What is required: Where a line of the material contains the string "bottom", copy that line.

Saved data entries
[BEGIN]

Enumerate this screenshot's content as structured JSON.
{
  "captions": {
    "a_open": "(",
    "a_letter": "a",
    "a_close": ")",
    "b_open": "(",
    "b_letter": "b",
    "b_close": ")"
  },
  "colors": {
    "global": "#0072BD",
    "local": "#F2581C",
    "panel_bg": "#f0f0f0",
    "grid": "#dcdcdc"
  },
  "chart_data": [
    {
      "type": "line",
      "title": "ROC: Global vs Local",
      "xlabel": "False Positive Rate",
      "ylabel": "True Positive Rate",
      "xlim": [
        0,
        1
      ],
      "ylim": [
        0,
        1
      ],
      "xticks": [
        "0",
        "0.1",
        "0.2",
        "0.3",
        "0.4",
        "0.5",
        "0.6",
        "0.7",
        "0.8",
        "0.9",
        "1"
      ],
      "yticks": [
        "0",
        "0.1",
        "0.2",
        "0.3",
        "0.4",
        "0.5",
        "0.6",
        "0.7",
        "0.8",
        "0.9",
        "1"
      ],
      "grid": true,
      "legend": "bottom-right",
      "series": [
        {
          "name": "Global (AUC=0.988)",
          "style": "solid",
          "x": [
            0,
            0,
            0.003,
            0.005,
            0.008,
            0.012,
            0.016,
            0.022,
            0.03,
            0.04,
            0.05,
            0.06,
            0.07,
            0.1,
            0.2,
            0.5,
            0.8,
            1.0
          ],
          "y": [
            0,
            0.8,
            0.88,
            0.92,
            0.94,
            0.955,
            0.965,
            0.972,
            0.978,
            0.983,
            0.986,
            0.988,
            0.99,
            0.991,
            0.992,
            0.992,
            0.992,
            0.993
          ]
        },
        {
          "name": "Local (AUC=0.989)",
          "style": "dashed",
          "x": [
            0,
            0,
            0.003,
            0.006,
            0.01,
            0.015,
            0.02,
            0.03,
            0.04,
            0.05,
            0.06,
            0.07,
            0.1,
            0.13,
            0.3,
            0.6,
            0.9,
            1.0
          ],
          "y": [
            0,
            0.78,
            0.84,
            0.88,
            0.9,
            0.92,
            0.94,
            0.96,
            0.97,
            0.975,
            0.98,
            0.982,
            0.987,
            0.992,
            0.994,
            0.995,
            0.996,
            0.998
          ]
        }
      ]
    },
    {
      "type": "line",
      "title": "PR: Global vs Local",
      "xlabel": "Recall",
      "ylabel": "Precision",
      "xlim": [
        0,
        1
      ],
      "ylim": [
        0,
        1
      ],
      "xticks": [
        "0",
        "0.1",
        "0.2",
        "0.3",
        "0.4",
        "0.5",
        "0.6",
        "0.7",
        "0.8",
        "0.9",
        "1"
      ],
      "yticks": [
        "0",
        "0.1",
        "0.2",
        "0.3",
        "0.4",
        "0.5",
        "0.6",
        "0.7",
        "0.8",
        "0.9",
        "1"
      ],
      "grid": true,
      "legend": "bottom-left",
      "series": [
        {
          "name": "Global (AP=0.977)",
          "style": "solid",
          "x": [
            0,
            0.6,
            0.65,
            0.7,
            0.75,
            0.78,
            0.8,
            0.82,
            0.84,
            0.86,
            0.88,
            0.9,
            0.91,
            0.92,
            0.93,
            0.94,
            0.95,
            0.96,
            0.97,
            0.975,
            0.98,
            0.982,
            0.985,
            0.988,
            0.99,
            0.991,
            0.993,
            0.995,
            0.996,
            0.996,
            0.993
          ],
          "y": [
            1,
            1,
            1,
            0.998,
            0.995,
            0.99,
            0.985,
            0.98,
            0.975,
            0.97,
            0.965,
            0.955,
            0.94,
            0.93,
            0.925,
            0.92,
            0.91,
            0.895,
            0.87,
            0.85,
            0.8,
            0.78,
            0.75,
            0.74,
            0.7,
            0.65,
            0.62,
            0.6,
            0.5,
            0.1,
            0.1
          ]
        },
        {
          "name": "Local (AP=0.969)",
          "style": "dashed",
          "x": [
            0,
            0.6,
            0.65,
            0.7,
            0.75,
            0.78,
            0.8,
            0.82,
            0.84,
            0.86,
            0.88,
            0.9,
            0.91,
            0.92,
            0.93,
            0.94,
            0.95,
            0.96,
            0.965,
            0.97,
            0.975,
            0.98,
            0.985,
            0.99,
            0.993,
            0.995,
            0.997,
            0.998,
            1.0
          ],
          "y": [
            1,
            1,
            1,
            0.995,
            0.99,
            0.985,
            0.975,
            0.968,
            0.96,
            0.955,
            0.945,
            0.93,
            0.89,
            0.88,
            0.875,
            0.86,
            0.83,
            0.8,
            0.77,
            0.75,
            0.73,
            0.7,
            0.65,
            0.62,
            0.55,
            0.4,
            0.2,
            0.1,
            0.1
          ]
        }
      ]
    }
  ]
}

[END]

Response to this task:
      "legend": "bottom-right",
      "legend": "bottom-left",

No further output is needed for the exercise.